§ **Objective**
Count every line of the listing where the string "this" occurs, and reply with the count alone.

++++ Listed entries ++++

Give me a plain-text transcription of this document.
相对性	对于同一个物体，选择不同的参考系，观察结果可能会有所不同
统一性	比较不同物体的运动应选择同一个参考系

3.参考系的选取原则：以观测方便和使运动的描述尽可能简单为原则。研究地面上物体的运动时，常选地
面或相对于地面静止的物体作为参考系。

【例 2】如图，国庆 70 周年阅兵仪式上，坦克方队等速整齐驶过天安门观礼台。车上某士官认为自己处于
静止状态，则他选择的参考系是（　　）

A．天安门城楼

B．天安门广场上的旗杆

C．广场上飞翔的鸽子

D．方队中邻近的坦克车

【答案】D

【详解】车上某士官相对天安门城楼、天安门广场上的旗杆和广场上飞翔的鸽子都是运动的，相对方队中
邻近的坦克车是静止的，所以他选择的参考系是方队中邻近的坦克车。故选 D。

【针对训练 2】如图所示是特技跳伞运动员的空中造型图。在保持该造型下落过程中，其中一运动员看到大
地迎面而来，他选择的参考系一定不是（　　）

++++
++++ Listed entries ++++

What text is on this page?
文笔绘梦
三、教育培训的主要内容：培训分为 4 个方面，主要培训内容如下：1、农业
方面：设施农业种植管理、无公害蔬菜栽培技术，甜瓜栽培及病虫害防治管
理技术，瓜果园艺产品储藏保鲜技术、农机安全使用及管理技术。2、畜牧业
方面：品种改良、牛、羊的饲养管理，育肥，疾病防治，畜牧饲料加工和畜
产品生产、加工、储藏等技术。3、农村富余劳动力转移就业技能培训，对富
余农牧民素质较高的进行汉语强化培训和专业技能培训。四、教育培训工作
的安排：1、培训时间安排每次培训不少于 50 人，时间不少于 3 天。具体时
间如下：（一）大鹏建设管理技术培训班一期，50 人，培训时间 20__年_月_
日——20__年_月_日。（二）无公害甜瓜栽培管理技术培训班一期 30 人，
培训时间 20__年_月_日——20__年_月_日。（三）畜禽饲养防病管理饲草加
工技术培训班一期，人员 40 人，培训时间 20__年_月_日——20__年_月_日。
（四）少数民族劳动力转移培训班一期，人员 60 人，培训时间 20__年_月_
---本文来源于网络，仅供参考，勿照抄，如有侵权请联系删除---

++++

§ **Answer for the task**
2